--- start Dataset content ---

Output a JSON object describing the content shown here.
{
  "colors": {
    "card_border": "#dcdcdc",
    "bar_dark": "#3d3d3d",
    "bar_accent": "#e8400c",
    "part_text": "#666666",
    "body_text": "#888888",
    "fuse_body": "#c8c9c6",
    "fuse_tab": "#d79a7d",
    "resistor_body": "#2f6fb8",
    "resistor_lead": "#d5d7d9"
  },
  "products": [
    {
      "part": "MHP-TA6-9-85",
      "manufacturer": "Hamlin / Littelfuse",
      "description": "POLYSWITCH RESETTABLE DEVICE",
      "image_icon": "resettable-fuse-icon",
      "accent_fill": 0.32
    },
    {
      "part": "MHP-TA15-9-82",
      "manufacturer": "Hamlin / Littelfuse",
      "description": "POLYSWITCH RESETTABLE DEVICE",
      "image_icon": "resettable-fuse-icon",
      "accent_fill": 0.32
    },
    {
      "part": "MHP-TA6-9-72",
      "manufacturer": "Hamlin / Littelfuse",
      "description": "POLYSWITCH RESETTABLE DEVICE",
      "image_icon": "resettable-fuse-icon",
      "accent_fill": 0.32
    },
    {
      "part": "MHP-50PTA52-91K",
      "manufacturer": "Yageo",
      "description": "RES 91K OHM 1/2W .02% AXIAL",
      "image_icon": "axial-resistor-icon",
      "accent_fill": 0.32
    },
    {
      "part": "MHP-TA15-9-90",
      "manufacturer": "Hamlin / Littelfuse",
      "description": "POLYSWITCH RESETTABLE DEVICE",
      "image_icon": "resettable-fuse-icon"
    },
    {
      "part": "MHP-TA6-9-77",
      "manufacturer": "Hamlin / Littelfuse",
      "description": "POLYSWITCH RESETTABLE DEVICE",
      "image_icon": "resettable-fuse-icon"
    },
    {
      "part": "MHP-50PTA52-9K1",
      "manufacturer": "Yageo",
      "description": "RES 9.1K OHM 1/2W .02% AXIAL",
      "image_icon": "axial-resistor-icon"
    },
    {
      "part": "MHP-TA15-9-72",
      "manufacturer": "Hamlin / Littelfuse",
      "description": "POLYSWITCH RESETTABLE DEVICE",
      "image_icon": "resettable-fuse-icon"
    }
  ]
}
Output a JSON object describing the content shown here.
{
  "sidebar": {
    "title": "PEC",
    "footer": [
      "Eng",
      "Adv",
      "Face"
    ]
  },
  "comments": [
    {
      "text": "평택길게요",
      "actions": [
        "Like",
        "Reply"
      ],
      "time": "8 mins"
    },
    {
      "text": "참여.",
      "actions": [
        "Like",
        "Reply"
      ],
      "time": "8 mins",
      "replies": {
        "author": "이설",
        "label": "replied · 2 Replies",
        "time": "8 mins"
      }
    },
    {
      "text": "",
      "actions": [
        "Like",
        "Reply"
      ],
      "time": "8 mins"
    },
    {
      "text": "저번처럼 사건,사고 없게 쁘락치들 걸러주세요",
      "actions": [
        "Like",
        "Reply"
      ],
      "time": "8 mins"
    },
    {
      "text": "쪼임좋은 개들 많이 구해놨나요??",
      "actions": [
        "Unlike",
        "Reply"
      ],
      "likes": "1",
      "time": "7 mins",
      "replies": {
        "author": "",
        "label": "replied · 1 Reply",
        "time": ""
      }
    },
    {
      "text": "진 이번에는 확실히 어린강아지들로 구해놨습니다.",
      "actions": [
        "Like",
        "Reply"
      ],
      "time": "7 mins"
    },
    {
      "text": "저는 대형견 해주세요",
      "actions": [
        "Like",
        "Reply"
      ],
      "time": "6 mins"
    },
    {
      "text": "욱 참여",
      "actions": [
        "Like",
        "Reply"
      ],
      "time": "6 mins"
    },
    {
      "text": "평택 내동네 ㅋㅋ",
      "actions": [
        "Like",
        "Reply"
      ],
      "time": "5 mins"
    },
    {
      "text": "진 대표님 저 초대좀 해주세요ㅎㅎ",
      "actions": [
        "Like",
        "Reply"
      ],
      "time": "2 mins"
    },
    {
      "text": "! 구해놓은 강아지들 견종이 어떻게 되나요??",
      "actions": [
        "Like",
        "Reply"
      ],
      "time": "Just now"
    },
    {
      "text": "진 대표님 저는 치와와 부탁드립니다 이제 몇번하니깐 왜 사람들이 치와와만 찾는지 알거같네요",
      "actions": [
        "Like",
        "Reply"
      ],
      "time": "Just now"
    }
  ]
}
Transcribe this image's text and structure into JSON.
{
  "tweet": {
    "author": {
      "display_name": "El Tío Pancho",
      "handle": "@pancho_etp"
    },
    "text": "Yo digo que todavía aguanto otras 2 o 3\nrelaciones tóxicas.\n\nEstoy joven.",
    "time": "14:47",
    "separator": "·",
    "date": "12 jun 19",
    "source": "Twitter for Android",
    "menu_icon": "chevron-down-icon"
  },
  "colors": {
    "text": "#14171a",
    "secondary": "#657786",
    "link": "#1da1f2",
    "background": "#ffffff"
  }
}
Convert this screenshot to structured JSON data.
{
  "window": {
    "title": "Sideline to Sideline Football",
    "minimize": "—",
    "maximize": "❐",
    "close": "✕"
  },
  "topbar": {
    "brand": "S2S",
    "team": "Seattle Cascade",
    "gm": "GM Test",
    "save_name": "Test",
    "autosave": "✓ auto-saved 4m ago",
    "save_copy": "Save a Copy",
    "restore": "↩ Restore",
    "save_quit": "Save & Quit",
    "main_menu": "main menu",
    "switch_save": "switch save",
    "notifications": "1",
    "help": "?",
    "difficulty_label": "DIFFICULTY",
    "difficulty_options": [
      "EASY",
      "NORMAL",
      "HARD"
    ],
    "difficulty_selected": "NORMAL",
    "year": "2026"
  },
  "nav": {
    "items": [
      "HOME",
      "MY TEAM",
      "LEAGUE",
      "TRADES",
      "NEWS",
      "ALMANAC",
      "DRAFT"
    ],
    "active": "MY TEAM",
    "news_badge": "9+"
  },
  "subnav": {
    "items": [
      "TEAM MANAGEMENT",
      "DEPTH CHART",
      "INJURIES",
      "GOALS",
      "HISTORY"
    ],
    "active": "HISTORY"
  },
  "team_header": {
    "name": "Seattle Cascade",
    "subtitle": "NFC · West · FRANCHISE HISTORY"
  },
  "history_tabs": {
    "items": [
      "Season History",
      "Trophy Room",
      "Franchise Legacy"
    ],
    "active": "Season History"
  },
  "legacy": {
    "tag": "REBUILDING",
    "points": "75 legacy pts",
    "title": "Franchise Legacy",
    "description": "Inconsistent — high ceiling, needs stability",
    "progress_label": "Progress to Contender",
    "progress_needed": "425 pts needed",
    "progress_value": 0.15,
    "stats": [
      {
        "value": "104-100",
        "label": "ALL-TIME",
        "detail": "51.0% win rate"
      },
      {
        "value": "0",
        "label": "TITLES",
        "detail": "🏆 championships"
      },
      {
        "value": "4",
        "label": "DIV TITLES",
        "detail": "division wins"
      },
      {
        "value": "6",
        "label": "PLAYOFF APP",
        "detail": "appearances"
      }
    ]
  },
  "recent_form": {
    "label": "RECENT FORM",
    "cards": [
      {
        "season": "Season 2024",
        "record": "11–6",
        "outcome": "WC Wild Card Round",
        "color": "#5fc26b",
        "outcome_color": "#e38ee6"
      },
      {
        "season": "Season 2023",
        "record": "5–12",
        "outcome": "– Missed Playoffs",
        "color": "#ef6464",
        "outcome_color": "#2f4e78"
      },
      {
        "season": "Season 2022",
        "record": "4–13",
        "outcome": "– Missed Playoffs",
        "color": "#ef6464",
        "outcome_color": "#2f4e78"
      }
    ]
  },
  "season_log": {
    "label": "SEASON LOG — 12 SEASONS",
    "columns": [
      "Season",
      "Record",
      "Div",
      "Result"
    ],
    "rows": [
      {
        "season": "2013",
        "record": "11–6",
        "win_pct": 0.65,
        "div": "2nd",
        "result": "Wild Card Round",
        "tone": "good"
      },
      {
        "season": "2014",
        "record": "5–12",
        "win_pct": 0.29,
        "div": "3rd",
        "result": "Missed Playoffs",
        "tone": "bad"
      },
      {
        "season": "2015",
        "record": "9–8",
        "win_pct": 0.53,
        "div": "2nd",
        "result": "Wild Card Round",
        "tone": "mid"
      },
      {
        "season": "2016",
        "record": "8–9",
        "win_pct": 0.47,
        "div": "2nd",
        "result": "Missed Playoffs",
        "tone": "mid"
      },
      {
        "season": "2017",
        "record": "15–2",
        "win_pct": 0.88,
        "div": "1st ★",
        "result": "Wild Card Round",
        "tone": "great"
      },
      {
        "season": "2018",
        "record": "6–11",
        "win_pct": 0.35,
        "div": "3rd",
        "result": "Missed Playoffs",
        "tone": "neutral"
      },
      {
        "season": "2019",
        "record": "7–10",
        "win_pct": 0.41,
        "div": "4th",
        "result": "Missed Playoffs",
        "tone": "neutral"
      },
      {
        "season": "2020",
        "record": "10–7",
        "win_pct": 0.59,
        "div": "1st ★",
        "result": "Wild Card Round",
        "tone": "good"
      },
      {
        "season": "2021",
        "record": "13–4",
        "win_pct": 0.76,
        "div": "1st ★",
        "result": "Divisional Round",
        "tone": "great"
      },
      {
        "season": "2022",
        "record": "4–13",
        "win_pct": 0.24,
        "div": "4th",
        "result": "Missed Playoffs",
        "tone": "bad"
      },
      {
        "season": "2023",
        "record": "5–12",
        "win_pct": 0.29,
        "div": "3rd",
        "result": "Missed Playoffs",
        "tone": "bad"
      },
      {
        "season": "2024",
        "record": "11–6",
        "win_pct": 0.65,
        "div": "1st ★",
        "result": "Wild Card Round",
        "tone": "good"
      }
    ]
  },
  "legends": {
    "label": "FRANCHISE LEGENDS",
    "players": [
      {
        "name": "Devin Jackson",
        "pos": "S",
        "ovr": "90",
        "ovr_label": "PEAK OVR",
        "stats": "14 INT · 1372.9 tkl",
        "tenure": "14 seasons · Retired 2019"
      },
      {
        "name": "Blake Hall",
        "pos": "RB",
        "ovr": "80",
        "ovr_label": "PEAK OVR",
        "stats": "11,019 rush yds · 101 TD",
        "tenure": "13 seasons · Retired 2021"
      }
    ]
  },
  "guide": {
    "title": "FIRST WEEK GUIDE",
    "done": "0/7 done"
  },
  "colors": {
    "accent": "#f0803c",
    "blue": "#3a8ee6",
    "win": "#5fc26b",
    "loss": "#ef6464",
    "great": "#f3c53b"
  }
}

--- end Dataset content ---

Return every line containing "detail".

        "detail": "51.0% win rate"
        "detail": "🏆 championships"
        "detail": "division wins"
        "detail": "appearances"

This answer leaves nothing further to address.